Request
Could you write out the rows again from the first one through the line with "paired-line — [278, 318, 679, 332]", switching "empathy_rate" to "empathy_score" and leaving everything else unchanged?

---

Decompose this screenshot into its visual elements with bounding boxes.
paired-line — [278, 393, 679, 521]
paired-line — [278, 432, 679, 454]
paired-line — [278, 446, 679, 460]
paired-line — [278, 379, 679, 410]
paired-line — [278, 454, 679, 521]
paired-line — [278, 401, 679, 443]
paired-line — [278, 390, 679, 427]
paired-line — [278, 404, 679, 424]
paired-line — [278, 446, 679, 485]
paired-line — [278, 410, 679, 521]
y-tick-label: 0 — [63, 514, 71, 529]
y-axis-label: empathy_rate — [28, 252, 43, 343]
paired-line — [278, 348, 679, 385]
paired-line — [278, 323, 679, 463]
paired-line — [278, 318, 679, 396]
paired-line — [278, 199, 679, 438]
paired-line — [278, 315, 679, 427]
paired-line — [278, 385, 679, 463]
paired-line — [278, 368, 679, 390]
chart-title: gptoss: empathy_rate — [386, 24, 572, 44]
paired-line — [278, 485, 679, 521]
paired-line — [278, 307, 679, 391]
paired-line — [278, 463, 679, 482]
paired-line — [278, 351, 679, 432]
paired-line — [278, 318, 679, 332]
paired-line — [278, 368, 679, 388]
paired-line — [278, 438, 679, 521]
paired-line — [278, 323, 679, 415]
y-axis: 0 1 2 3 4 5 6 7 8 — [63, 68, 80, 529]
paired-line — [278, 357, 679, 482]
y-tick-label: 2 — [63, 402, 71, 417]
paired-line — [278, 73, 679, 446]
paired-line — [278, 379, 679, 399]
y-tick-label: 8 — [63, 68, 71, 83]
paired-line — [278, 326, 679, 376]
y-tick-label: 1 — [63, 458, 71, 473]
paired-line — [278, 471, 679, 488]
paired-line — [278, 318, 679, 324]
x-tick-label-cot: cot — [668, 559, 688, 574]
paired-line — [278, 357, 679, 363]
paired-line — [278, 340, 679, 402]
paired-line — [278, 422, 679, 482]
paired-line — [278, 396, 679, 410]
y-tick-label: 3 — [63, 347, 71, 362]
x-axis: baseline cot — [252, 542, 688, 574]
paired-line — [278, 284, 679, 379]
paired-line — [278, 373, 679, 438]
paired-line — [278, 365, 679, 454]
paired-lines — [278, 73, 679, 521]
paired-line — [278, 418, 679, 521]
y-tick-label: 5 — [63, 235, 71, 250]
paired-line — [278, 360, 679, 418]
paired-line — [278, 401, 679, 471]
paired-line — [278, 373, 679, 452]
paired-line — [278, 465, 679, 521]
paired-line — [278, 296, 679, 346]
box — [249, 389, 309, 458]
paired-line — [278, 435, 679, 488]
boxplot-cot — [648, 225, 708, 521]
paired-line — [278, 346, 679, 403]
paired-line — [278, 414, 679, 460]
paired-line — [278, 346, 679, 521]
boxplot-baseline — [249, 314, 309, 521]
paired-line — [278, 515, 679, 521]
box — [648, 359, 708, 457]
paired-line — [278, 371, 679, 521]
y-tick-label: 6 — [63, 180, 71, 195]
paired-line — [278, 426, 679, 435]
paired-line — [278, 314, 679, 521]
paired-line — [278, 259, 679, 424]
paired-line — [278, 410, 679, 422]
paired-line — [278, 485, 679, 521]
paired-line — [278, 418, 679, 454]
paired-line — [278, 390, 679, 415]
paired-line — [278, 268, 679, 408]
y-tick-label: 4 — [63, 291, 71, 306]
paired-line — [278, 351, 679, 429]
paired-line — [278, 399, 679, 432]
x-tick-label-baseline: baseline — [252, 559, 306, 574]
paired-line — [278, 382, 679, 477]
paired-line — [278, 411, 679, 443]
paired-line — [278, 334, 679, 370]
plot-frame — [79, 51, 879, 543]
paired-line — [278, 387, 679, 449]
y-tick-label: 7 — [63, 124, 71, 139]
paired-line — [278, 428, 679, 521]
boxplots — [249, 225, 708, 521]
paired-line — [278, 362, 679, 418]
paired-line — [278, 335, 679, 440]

---

Answer below
Decompose this screenshot into its visual elements with bounding boxes.
paired-line — [278, 393, 679, 521]
paired-line — [278, 432, 679, 454]
paired-line — [278, 446, 679, 460]
paired-line — [278, 379, 679, 410]
paired-line — [278, 454, 679, 521]
paired-line — [278, 401, 679, 443]
paired-line — [278, 390, 679, 427]
paired-line — [278, 404, 679, 424]
paired-line — [278, 446, 679, 485]
paired-line — [278, 410, 679, 521]
y-tick-label: 0 — [63, 514, 71, 529]
y-axis-label: empathy_score — [28, 252, 43, 343]
paired-line — [278, 348, 679, 385]
paired-line — [278, 323, 679, 463]
paired-line — [278, 318, 679, 396]
paired-line — [278, 199, 679, 438]
paired-line — [278, 315, 679, 427]
paired-line — [278, 385, 679, 463]
paired-line — [278, 368, 679, 390]
chart-title: gptoss: empathy_score — [386, 24, 572, 44]
paired-line — [278, 485, 679, 521]
paired-line — [278, 307, 679, 391]
paired-line — [278, 463, 679, 482]
paired-line — [278, 351, 679, 432]
paired-line — [278, 318, 679, 332]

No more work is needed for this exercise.